### WORK TO DO
Reproduce every entry exactly, without alteration.

-- start of INPUT RECORDS --

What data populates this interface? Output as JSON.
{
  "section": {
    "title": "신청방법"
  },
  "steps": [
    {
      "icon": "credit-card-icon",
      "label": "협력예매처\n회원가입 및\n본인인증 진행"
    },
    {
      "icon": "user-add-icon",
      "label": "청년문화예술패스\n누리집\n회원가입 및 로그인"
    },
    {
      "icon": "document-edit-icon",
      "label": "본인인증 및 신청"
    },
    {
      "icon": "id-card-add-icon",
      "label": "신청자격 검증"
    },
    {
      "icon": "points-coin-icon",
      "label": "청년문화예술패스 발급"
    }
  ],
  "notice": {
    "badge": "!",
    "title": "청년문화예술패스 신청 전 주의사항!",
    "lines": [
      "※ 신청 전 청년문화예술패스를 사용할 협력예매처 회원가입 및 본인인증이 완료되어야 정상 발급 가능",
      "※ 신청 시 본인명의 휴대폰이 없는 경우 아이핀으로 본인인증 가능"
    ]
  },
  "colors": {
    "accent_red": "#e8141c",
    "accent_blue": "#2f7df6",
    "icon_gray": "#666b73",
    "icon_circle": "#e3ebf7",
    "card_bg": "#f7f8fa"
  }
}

-- end of INPUT RECORDS --

### RESULT OF THE EXERCISE
What data populates this interface? Output as JSON.
{
  "section": {
    "title": "신청방법"
  },
  "steps": [
    {
      "icon": "credit-card-icon",
      "label": "협력예매처\n회원가입 및\n본인인증 진행"
    },
    {
      "icon": "user-add-icon",
      "label": "청년문화예술패스\n누리집\n회원가입 및 로그인"
    },
    {
      "icon": "document-edit-icon",
      "label": "본인인증 및 신청"
    },
    {
      "icon": "id-card-add-icon",
      "label": "신청자격 검증"
    },
    {
      "icon": "points-coin-icon",
      "label": "청년문화예술패스 발급"
    }
  ],
  "notice": {
    "badge": "!",
    "title": "청년문화예술패스 신청 전 주의사항!",
    "lines": [
      "※ 신청 전 청년문화예술패스를 사용할 협력예매처 회원가입 및 본인인증이 완료되어야 정상 발급 가능",
      "※ 신청 시 본인명의 휴대폰이 없는 경우 아이핀으로 본인인증 가능"
    ]
  },
  "colors": {
    "accent_red": "#e8141c",
    "accent_blue": "#2f7df6",
    "icon_gray": "#666b73",
    "icon_circle": "#e3ebf7",
    "card_bg": "#f7f8fa"
  }
}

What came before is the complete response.